Stored records
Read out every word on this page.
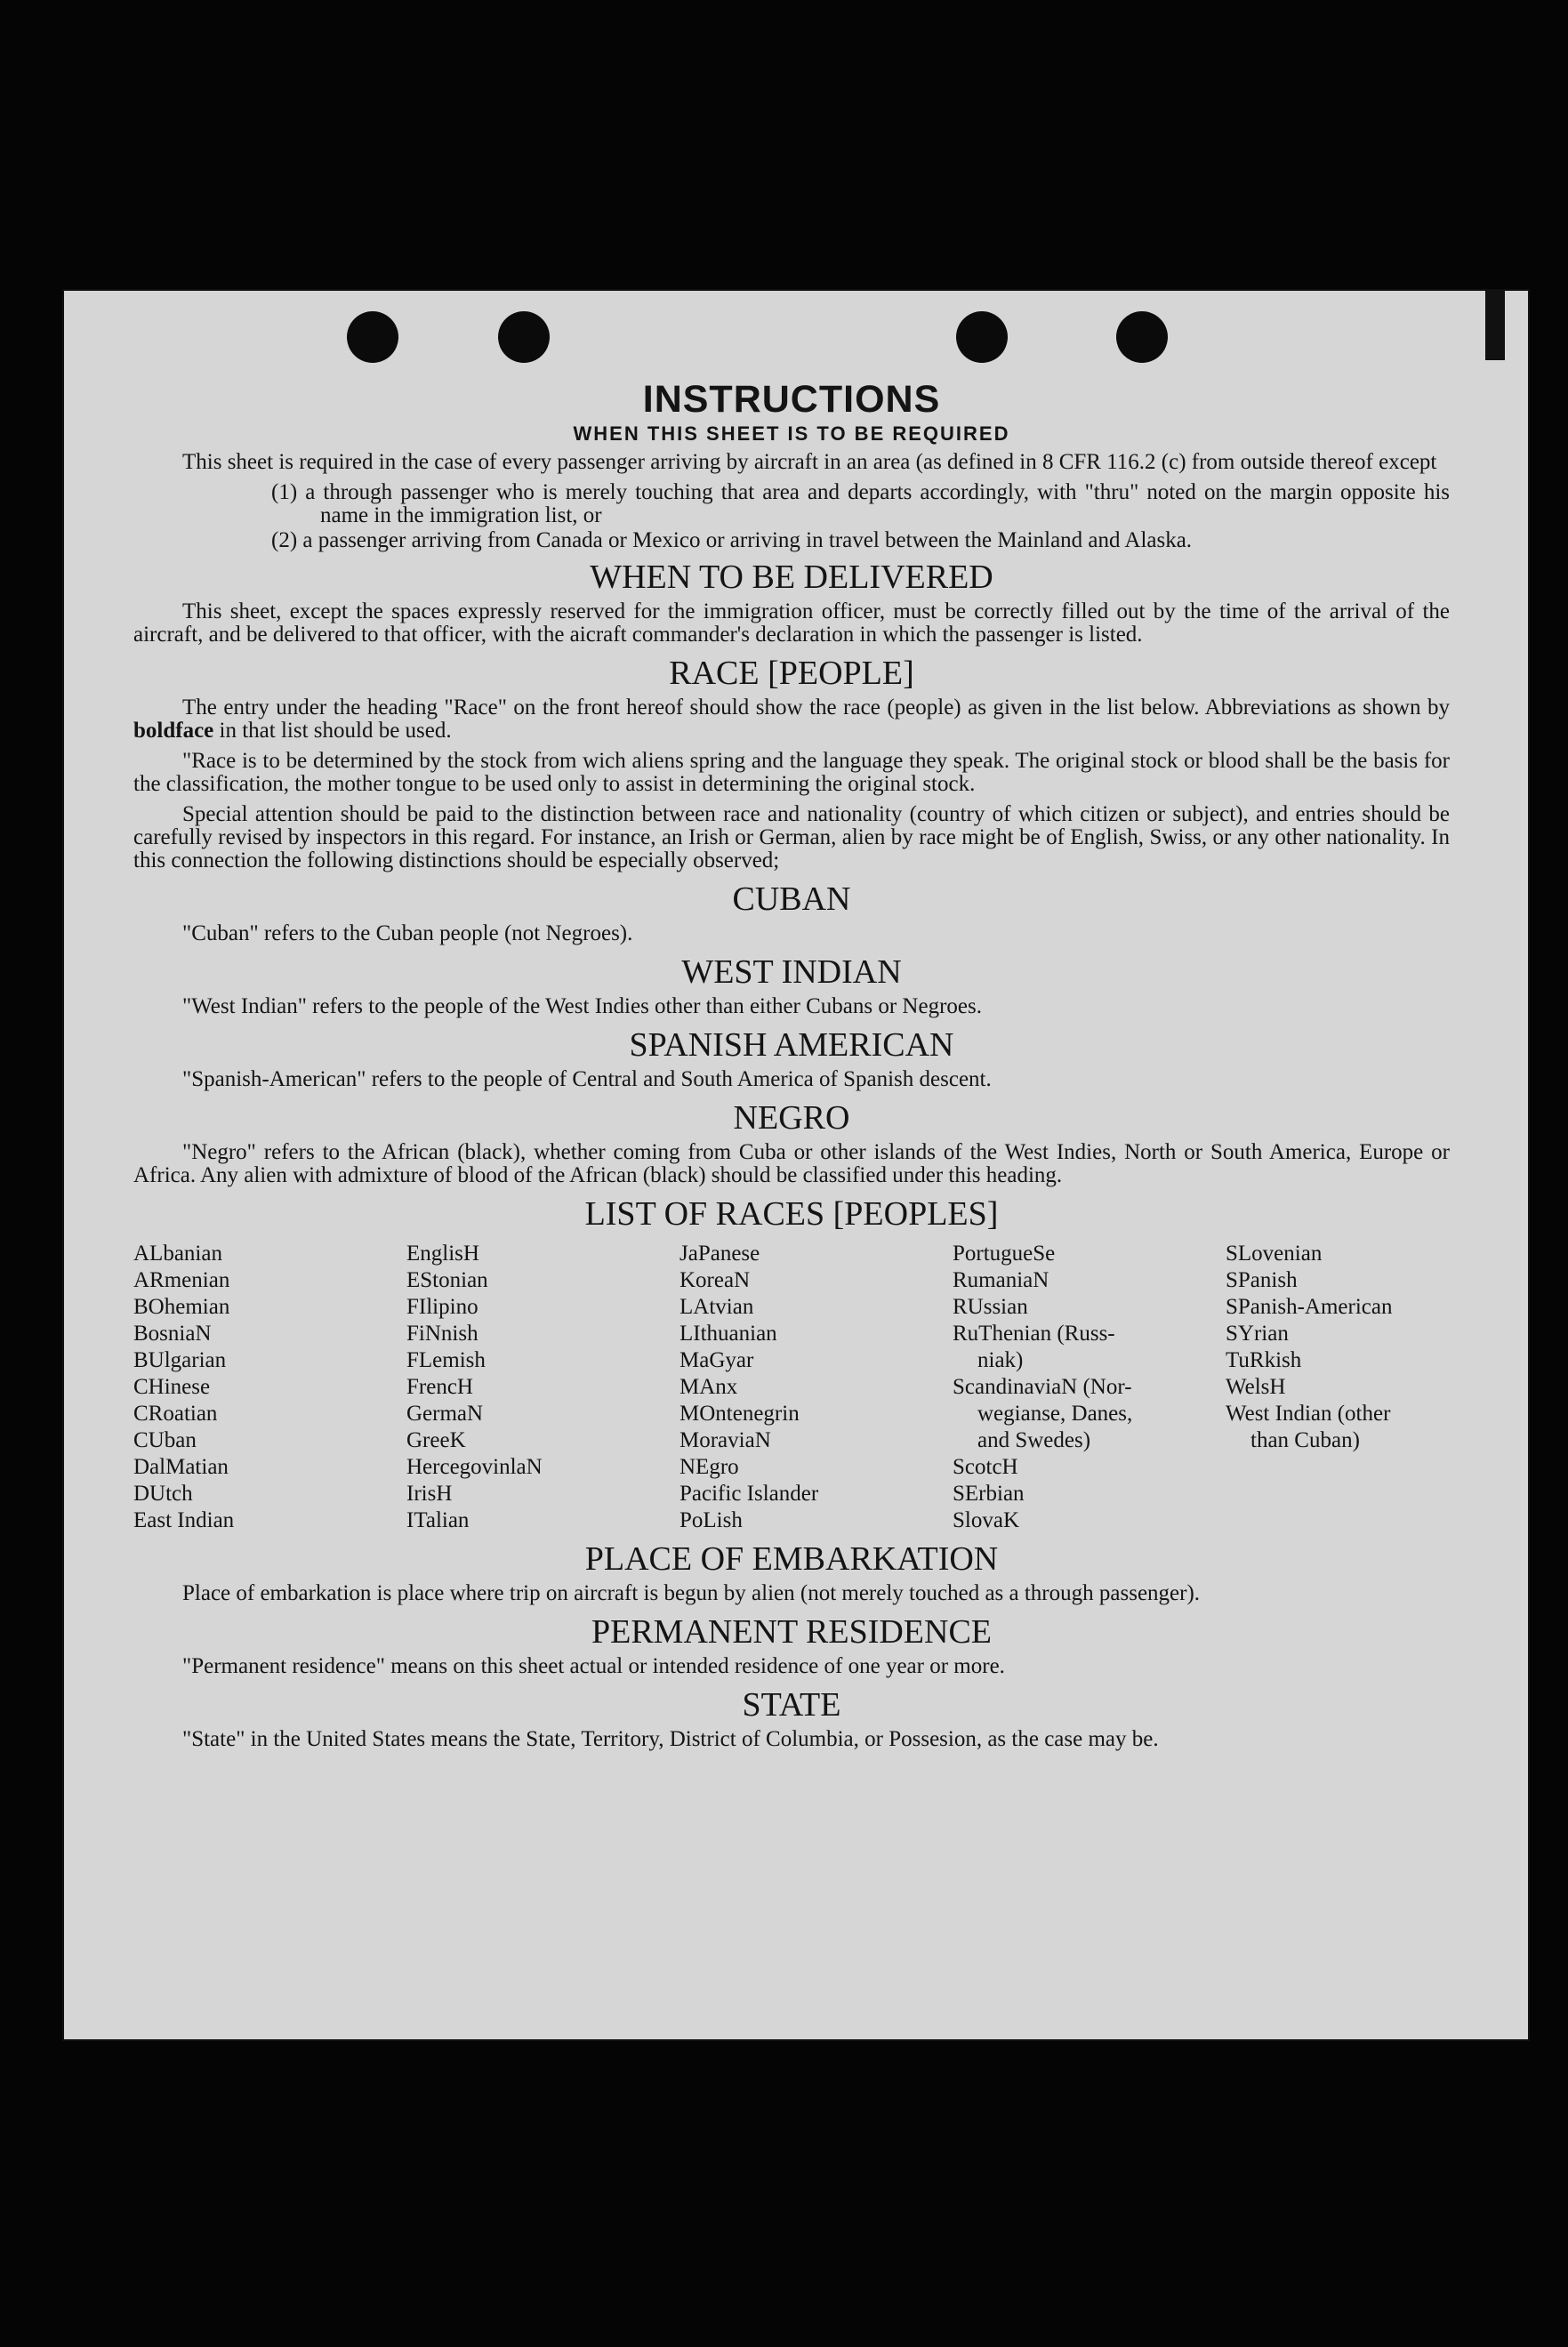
INSTRUCTIONS
WHEN THIS SHEET IS TO BE REQUIRED

This sheet is required in the case of every passenger arriving by aircraft in an area (as defined in 8 CFR 116.2 (c) from outside thereof except

(1) a through passenger who is merely touching that area and departs accordingly, with "thru" noted on the margin opposite his name in the immigration list, or
(2) a passenger arriving from Canada or Mexico or arriving in travel between the Mainland and Alaska.
WHEN TO BE DELIVERED

This sheet, except the spaces expressly reserved for the immigration officer, must be correctly filled out by the time of the arrival of the aircraft, and be delivered to that officer, with the aicraft commander's declaration in which the passenger is listed.

RACE [PEOPLE]

The entry under the heading "Race" on the front hereof should show the race (people) as given in the list below. Abbreviations as shown by boldface in that list should be used.

"Race is to be determined by the stock from wich aliens spring and the language they speak. The original stock or blood shall be the basis for the classification, the mother tongue to be used only to assist in determining the original stock.

Special attention should be paid to the distinction between race and nationality (country of which citizen or subject), and entries should be carefully revised by inspectors in this regard. For instance, an Irish or German, alien by race might be of English, Swiss, or any other nationality. In this connection the following distinctions should be especially observed;

CUBAN

"Cuban" refers to the Cuban people (not Negroes).

WEST INDIAN

"West Indian" refers to the people of the West Indies other than either Cubans or Negroes.

SPANISH AMERICAN

"Spanish-American" refers to the people of Central and South America of Spanish descent.

NEGRO

"Negro" refers to the African (black), whether coming from Cuba or other islands of the West Indies, North or South America, Europe or Africa. Any alien with admixture of blood of the African (black) should be classified under this heading.

LIST OF RACES [PEOPLES]
ALbanian
ARmenian
BOhemian
BosniaN
BUlgarian
CHinese
CRoatian
CUban
DalMatian
DUtch
East Indian
EnglisH
EStonian
FIlipino
FiNnish
FLemish
FrencH
GermaN
GreeK
HercegovinlaN
IrisH
ITalian
JaPanese
KoreaN
LAtvian
LIthuanian
MaGyar
MAnx
MOntenegrin
MoraviaN
NEgro
Pacific Islander
PoLish
PortugueSe
RumaniaN
RUssian
RuThenian (Russ-
niak)
ScandinaviaN (Nor-
wegianse, Danes,
and Swedes)
ScotcH
SErbian
SlovaK
SLovenian
SPanish
SPanish-American
SYrian
TuRkish
WelsH
West Indian (other
than Cuban)
PLACE OF EMBARKATION

Place of embarkation is place where trip on aircraft is begun by alien (not merely touched as a through passenger).

PERMANENT RESIDENCE

"Permanent residence" means on this sheet actual or intended residence of one year or more.

STATE

"State" in the United States means the State, Territory, District of Columbia, or Possesion, as the case may be.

● Task brief: Copy out each line of the entries that holds "case".

● Output for this task:
This sheet is required in the case of every passenger arriving by aircraft in an area (as defined in 8 CFR 116.2 (c) from outside thereof except
"State" in the United States means the State, Territory, District of Columbia, or Possesion, as the case may be.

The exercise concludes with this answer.